(Recorded data)
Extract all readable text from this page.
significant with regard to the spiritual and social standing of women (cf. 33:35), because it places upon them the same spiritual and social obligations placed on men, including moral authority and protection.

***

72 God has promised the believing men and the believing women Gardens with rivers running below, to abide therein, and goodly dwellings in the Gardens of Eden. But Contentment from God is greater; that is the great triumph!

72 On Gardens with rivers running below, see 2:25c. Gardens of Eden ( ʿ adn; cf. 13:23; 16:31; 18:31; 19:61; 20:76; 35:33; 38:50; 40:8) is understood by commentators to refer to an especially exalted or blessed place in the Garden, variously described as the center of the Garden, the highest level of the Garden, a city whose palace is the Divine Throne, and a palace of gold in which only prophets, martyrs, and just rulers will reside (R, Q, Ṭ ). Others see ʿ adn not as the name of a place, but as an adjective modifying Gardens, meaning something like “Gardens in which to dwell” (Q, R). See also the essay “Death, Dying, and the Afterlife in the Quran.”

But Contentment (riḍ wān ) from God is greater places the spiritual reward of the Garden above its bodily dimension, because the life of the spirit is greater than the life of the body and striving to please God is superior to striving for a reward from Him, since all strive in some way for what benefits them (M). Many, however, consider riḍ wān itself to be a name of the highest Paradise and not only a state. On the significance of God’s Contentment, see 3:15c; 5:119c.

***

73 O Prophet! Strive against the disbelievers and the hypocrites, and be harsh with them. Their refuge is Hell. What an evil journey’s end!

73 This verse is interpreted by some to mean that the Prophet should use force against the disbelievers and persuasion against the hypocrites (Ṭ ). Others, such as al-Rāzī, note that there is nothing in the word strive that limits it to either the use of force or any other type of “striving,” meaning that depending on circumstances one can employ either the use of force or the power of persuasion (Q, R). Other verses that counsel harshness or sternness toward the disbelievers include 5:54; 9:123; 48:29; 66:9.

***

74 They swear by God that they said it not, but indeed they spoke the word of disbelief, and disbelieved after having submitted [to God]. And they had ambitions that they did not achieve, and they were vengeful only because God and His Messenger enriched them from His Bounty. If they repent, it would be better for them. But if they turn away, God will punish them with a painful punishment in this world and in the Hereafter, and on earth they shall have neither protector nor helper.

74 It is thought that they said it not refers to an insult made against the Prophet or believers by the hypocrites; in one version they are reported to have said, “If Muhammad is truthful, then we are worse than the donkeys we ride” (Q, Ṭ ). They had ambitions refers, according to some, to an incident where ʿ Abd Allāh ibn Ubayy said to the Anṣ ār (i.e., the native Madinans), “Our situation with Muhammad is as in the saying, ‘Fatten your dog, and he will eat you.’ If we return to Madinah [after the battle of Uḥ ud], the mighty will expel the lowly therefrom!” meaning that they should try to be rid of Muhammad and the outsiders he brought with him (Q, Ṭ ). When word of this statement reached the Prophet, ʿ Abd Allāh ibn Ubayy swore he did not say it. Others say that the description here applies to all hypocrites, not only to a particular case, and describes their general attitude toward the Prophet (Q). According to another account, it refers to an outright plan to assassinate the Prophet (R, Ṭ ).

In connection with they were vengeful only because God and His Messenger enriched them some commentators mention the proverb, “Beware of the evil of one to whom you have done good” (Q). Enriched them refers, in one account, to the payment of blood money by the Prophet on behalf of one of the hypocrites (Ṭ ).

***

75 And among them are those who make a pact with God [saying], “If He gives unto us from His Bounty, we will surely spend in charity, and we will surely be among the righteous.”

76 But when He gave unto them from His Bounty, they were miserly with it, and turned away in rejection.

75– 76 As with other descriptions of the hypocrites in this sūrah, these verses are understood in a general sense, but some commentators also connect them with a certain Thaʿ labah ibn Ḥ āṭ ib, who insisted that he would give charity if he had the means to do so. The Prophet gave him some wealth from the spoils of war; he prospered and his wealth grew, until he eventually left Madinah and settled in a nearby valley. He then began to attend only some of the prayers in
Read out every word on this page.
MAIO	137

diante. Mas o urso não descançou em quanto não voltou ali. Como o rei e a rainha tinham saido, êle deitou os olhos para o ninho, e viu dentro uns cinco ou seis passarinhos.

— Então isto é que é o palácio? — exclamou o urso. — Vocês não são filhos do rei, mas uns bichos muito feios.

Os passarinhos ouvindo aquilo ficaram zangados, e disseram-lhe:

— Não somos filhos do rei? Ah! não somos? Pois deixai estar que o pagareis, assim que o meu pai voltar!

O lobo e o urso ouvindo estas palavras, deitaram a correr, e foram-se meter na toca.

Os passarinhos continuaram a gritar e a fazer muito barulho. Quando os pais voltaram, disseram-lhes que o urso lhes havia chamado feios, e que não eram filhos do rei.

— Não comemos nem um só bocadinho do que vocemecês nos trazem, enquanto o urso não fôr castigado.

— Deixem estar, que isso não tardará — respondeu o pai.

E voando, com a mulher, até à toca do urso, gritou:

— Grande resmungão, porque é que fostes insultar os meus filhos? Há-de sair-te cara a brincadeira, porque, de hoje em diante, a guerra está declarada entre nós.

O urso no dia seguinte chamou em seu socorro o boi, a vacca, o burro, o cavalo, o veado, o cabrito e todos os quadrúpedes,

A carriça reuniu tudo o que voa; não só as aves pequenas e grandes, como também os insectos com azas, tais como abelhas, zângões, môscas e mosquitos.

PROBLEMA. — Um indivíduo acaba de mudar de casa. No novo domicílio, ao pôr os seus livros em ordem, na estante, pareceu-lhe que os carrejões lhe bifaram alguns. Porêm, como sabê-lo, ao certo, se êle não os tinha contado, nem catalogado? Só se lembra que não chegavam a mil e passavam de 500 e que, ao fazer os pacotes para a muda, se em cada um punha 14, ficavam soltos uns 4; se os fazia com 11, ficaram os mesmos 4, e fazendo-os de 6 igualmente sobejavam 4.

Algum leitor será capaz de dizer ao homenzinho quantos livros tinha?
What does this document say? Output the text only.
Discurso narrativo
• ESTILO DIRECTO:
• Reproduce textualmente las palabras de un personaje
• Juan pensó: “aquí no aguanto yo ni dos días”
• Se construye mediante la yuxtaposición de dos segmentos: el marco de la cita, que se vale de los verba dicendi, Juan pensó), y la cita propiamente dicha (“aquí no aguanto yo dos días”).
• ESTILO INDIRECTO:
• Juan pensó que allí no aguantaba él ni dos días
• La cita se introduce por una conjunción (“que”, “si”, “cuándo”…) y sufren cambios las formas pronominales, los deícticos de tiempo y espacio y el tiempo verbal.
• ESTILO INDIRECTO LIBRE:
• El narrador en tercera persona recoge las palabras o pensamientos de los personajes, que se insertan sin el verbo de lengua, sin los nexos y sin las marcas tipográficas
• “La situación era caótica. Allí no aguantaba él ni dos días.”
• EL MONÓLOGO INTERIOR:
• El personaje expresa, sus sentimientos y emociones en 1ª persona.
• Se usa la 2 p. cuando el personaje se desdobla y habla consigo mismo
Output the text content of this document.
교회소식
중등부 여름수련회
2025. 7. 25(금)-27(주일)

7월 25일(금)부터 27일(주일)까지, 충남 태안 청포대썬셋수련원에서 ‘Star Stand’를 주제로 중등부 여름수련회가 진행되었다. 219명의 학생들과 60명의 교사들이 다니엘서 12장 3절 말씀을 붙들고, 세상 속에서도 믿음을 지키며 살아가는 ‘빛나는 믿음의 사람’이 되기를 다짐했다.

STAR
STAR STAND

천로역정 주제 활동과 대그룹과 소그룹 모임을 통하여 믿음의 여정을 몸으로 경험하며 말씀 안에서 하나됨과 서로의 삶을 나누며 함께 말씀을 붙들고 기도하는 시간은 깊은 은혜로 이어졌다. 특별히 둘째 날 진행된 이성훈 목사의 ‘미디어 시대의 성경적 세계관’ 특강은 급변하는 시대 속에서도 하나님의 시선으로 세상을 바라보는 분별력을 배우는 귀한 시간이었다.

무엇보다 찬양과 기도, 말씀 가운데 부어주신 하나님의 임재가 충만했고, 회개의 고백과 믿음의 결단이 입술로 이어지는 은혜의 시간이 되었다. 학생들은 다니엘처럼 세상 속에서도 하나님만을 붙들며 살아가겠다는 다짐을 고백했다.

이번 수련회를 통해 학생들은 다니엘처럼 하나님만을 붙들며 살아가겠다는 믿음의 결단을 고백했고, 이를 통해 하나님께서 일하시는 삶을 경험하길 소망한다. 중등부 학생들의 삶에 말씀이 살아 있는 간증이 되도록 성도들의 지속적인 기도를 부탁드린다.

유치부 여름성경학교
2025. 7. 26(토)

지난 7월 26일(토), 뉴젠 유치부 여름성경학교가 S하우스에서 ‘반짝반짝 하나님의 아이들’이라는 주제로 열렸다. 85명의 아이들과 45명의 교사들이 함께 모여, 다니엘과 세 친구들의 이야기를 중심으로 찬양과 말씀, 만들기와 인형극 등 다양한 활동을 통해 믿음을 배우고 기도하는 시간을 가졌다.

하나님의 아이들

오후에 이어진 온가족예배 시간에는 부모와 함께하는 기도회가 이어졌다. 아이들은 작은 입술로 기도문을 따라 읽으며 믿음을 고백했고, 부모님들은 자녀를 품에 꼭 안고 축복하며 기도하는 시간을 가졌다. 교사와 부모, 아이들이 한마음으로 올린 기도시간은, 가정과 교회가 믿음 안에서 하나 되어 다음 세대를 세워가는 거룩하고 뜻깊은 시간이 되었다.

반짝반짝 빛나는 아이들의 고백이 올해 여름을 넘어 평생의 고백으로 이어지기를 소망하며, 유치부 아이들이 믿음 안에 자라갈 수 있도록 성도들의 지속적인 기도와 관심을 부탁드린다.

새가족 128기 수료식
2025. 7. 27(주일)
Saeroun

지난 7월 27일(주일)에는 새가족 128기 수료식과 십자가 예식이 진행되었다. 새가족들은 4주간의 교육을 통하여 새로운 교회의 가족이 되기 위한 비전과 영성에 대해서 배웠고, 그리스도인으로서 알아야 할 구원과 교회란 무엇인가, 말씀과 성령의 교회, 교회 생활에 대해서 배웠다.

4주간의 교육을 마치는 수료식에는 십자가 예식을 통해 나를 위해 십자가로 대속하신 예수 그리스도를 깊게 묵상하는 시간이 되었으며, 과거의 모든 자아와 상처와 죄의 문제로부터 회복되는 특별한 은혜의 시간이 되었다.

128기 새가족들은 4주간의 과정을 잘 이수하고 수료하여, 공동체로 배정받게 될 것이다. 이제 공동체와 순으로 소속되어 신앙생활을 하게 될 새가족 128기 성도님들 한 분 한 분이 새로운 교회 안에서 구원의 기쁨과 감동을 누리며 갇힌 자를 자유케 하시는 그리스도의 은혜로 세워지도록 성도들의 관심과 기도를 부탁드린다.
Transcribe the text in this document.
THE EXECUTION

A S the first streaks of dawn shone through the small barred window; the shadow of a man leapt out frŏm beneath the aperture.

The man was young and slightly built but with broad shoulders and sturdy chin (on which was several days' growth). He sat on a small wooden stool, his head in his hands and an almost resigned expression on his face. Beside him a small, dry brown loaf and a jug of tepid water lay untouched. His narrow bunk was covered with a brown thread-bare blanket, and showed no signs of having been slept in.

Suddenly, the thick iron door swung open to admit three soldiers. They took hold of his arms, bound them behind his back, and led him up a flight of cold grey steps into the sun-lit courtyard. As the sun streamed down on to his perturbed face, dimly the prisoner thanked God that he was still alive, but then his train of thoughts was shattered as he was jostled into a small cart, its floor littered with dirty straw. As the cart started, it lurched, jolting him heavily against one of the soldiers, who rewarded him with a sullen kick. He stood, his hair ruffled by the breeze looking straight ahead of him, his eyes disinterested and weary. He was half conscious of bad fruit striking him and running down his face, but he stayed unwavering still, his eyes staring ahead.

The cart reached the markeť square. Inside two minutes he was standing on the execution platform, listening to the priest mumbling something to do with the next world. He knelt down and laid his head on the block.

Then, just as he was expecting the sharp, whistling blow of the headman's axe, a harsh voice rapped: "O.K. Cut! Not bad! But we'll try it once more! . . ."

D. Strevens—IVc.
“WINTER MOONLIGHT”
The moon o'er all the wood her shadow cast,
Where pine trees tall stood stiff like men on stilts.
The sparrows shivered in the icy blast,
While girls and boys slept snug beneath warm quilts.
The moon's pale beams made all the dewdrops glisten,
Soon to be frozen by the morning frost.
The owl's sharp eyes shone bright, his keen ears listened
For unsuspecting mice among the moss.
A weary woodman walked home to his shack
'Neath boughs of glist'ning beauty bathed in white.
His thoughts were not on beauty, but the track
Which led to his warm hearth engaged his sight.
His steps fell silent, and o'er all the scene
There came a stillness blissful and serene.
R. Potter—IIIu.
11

• **REQUEST**
Reproduce every line from the entries that holds the word "toca".

• **RESPONSE TO THE EXERCISE**
O lobo e o urso ouvindo estas palavras, deitaram a correr, e foram-se meter na toca.
E voando, com a mulher, até à toca do urso, gritou:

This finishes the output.